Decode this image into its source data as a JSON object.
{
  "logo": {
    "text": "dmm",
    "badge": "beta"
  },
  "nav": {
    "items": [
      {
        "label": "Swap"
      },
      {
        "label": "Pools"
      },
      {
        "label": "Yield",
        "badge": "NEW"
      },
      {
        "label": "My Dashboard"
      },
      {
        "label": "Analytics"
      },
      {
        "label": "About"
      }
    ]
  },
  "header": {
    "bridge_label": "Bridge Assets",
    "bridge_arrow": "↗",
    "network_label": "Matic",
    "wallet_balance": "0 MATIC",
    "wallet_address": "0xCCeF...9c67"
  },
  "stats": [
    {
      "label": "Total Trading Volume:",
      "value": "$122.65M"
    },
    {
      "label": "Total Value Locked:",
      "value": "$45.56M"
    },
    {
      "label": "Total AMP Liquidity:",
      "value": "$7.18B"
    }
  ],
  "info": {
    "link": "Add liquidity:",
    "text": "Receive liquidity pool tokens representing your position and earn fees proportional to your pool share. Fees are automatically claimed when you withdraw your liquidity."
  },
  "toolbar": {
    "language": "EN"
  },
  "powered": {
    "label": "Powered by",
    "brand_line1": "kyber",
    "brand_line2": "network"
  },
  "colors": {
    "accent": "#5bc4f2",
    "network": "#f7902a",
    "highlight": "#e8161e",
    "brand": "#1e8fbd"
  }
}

Task to complete: Copy the material above, line for line.

Reply to the exercise:
Decode this image into its source data as a JSON object.
{
  "logo": {
    "text": "dmm",
    "badge": "beta"
  },
  "nav": {
    "items": [
      {
        "label": "Swap"
      },
      {
        "label": "Pools"
      },
      {
        "label": "Yield",
        "badge": "NEW"
      },
      {
        "label": "My Dashboard"
      },
      {
        "label": "Analytics"
      },
      {
        "label": "About"
      }
    ]
  },
  "header": {
    "bridge_label": "Bridge Assets",
    "bridge_arrow": "↗",
    "network_label": "Matic",
    "wallet_balance": "0 MATIC",
    "wallet_address": "0xCCeF...9c67"
  },
  "stats": [
    {
      "label": "Total Trading Volume:",
      "value": "$122.65M"
    },
    {
      "label": "Total Value Locked:",
      "value": "$45.56M"
    },
    {
      "label": "Total AMP Liquidity:",
      "value": "$7.18B"
    }
  ],
  "info": {
    "link": "Add liquidity:",
    "text": "Receive liquidity pool tokens representing your position and earn fees proportional to your pool share. Fees are automatically claimed when you withdraw your liquidity."
  },
  "toolbar": {
    "language": "EN"
  },
  "powered": {
    "label": "Powered by",
    "brand_line1": "kyber",
    "brand_line2": "network"
  },
  "colors": {
    "accent": "#5bc4f2",
    "network": "#f7902a",
    "highlight": "#e8161e",
    "brand": "#1e8fbd"
  }
}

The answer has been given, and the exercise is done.